__Task prompt__. Write each record again exactly as it stands.

__Input for this task__.
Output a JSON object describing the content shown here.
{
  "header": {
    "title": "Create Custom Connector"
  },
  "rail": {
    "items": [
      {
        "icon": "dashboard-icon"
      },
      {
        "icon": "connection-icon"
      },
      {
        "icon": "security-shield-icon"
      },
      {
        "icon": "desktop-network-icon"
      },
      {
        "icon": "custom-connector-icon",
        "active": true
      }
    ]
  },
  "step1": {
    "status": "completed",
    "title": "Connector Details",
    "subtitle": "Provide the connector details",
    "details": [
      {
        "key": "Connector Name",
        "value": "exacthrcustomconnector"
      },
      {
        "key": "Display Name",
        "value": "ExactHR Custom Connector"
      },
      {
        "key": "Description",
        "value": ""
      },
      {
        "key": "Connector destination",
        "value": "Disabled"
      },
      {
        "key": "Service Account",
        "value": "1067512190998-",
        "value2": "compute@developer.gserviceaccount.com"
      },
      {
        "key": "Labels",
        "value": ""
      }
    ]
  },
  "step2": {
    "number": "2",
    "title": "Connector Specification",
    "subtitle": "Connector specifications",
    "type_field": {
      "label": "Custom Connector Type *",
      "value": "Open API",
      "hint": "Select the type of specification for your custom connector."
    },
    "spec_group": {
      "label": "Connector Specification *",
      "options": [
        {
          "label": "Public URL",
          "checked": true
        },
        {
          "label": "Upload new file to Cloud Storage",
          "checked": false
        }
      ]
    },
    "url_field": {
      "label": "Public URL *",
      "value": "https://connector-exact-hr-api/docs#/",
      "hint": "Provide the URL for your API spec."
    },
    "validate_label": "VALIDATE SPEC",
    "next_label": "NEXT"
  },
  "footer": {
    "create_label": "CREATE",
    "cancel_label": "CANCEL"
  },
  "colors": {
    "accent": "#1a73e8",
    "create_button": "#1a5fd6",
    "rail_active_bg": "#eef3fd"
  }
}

__Output for this task__.
Output a JSON object describing the content shown here.
{
  "header": {
    "title": "Create Custom Connector"
  },
  "rail": {
    "items": [
      {
        "icon": "dashboard-icon"
      },
      {
        "icon": "connection-icon"
      },
      {
        "icon": "security-shield-icon"
      },
      {
        "icon": "desktop-network-icon"
      },
      {
        "icon": "custom-connector-icon",
        "active": true
      }
    ]
  },
  "step1": {
    "status": "completed",
    "title": "Connector Details",
    "subtitle": "Provide the connector details",
    "details": [
      {
        "key": "Connector Name",
        "value": "exacthrcustomconnector"
      },
      {
        "key": "Display Name",
        "value": "ExactHR Custom Connector"
      },
      {
        "key": "Description",
        "value": ""
      },
      {
        "key": "Connector destination",
        "value": "Disabled"
      },
      {
        "key": "Service Account",
        "value": "1067512190998-",
        "value2": "compute@developer.gserviceaccount.com"
      },
      {
        "key": "Labels",
        "value": ""
      }
    ]
  },
  "step2": {
    "number": "2",
    "title": "Connector Specification",
    "subtitle": "Connector specifications",
    "type_field": {
      "label": "Custom Connector Type *",
      "value": "Open API",
      "hint": "Select the type of specification for your custom connector."
    },
    "spec_group": {
      "label": "Connector Specification *",
      "options": [
        {
          "label": "Public URL",
          "checked": true
        },
        {
          "label": "Upload new file to Cloud Storage",
          "checked": false
        }
      ]
    },
    "url_field": {
      "label": "Public URL *",
      "value": "https://connector-exact-hr-api/docs#/",
      "hint": "Provide the URL for your API spec."
    },
    "validate_label": "VALIDATE SPEC",
    "next_label": "NEXT"
  },
  "footer": {
    "create_label": "CREATE",
    "cancel_label": "CANCEL"
  },
  "colors": {
    "accent": "#1a73e8",
    "create_button": "#1a5fd6",
    "rail_active_bg": "#eef3fd"
  }
}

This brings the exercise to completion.